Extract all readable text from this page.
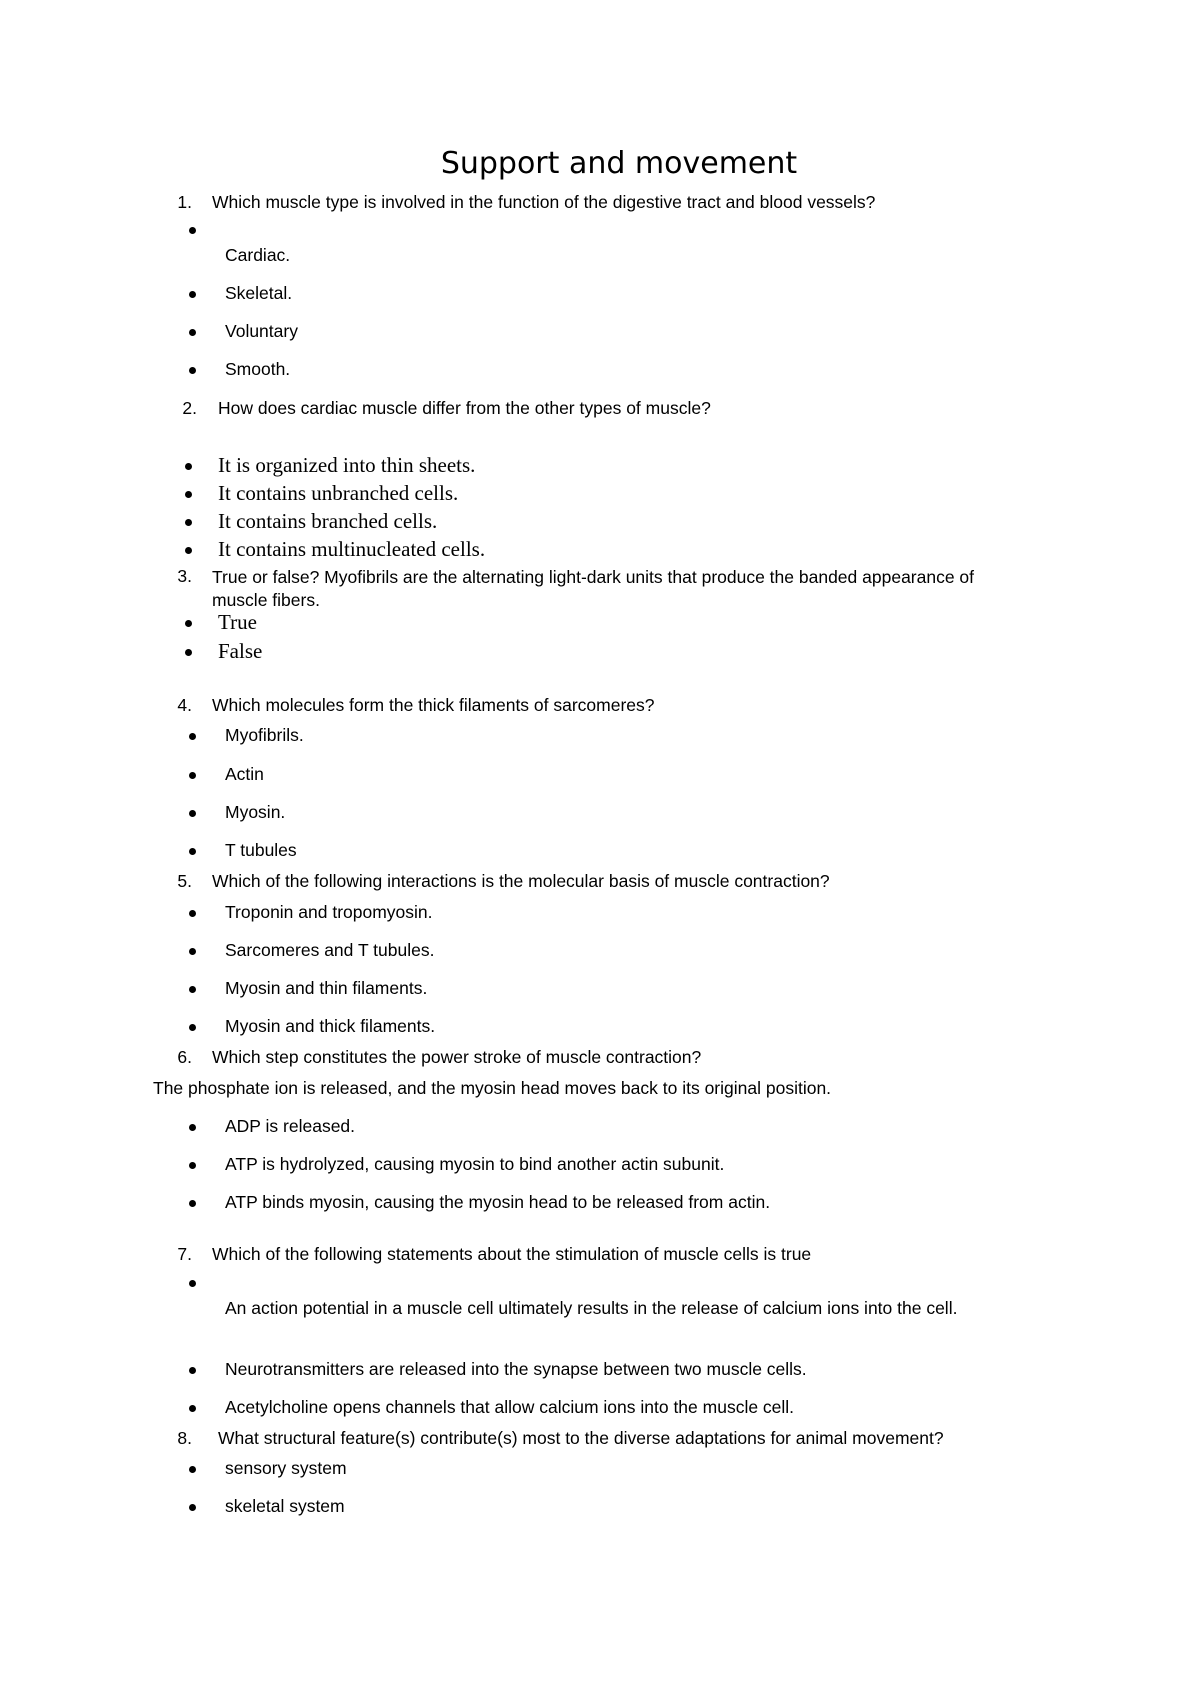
Support and movement
1. Which muscle type is involved in the function of the digestive tract and blood vessels?
Cardiac.
Skeletal.
Voluntary
Smooth.
2. How does cardiac muscle differ from the other types of muscle?
It is organized into thin sheets.
It contains unbranched cells.
It contains branched cells.
It contains multinucleated cells.
3. True or false? Myofibrils are the alternating light-dark units that produce the banded appearance of muscle fibers.
True
False
4. Which molecules form the thick filaments of sarcomeres?
Myofibrils.
Actin
Myosin.
T tubules
5. Which of the following interactions is the molecular basis of muscle contraction?
Troponin and tropomyosin.
Sarcomeres and T tubules.
Myosin and thin filaments.
Myosin and thick filaments.
6. Which step constitutes the power stroke of muscle contraction?
The phosphate ion is released, and the myosin head moves back to its original position.
ADP is released.
ATP is hydrolyzed, causing myosin to bind another actin subunit.
ATP binds myosin, causing the myosin head to be released from actin.
7. Which of the following statements about the stimulation of muscle cells is true
An action potential in a muscle cell ultimately results in the release of calcium ions into the cell.
Neurotransmitters are released into the synapse between two muscle cells.
Acetylcholine opens channels that allow calcium ions into the muscle cell.
8. What structural feature(s) contribute(s) most to the diverse adaptations for animal movement?
sensory system
skeletal system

DESCRIPTION OF THE TASK →
Show every line above in which the word "Myofibrils" appears.

RESULT OF THE EXERCISE →
3. True or false? Myofibrils are the alternating light-dark units that produce the banded appearance of muscle fibers.
Myofibrils.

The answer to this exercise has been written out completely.